[Kutipan Bacaan]:

● ● ● ●

Bangunannya cukup besar dan bagus, dan umurnya sudah tua. Belum lagi Vihara Dharma Suci Manggar ini memiliki grup kesenian tradisional Barongsai hebat, yang sempat saya lihat ketika mereka berlatih, dan memiliki prestasi dalam kejuaraan Barongsai sampai ke tingkat nasional.
Turun dari mobil, saya melepas alas kaki dan kemudian naik ke sebuah pendopo cukup luas, melintasinya ke sisi yang lain untuk mencari.... toilet. Rupanya perut sedang bermasalah. Beruntung Vihara Dharma Suci memiliki toilet yang terawat dan bersih, sehingga selamatlah urusan bersih-bersih itu, dan acara melihat isi kelenteng pun bisa berjalan dengan lancar ....

● ● ● ●

(Baris dari dataset tata letak)
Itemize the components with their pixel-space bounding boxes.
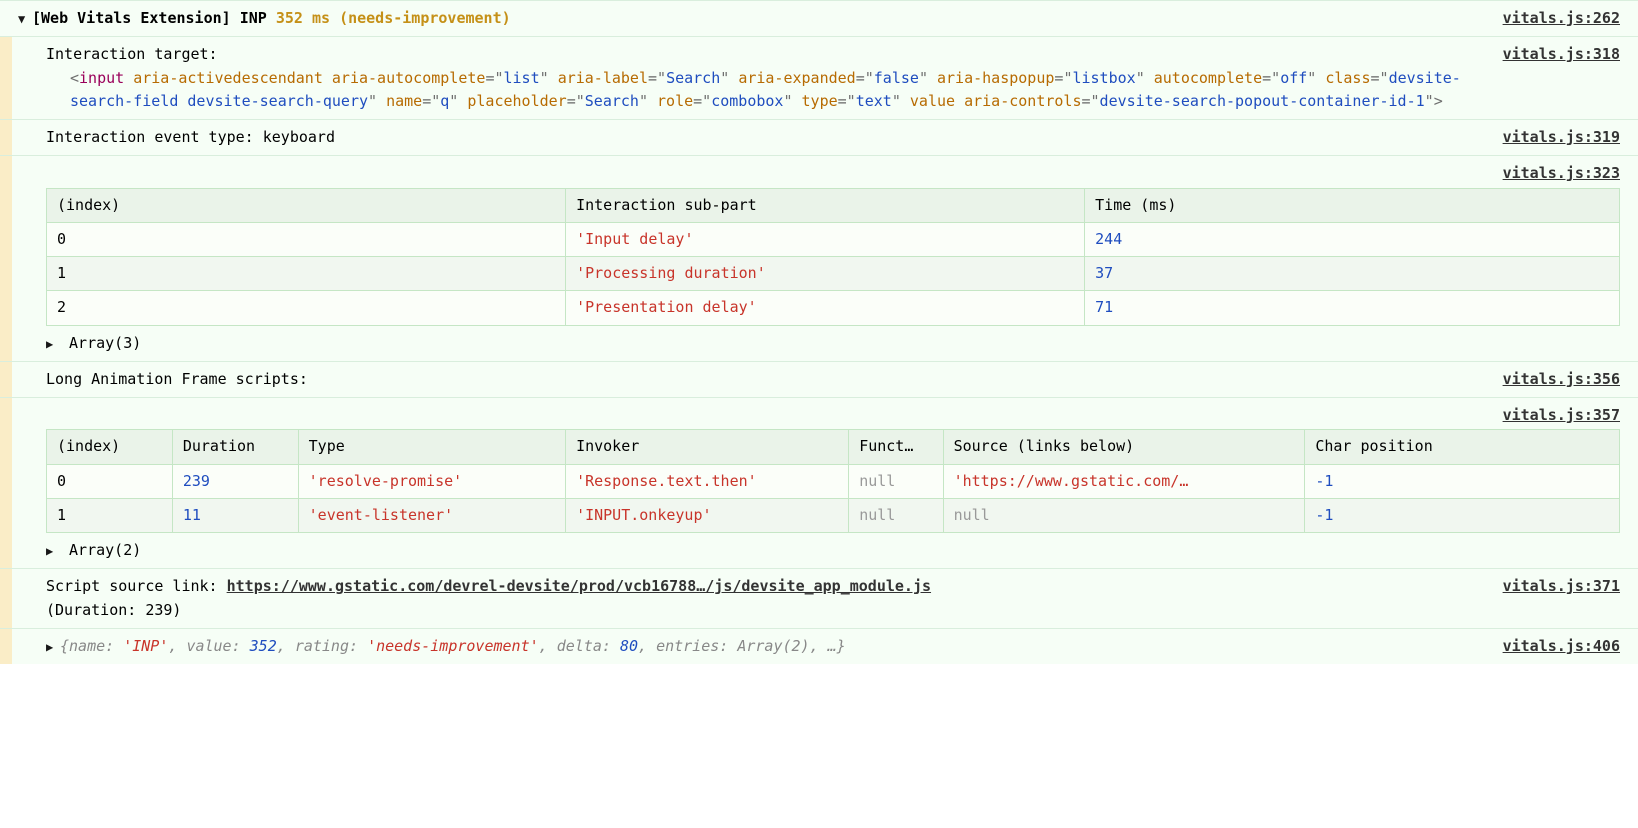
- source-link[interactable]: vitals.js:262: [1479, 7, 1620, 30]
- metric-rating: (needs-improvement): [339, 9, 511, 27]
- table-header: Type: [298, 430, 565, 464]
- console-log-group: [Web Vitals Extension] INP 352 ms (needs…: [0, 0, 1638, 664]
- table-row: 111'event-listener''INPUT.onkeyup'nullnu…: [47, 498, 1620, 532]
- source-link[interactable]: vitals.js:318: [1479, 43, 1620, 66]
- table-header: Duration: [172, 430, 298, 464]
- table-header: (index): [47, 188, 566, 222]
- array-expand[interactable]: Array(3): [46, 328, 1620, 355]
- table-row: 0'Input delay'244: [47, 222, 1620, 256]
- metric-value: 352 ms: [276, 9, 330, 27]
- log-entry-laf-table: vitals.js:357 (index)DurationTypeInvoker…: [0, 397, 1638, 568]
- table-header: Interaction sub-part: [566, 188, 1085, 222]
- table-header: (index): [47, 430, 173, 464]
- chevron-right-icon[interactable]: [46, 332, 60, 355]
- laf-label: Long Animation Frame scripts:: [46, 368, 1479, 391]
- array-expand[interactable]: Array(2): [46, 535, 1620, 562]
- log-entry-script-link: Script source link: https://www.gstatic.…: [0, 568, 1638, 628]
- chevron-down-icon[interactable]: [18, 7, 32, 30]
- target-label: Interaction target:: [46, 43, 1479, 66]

● ● ● ●

[Daftar Tugas]:
1. Menurut kutipan tentang Vihara Dharma Suci Manggar, sampai tingkat apa prestasi grup Barongsai vihara itu dalam kejuaraan?
2. Salin bagian kutipan tentang vihara itu antara "Turun dari mobil, saya" dan "dengan lancar ....", termasuk kedua ujungnya, tanpa mengubah apa pun.
Gunakan kutipan saja sebagai sumber.

[Jawaban Latihan]:
1. Sampai ke tingkat nasional.

2.
Turun dari mobil, saya melepas alas kaki dan kemudian naik ke sebuah pendopo cukup luas, melintasinya ke sisi yang lain untuk mencari.... toilet. Rupanya perut sedang bermasalah. Beruntung Vihara Dharma Suci memiliki toilet yang terawat dan bersih, sehingga selamatlah urusan bersih-bersih itu, dan acara melihat isi kelenteng pun bisa berjalan dengan lancar ....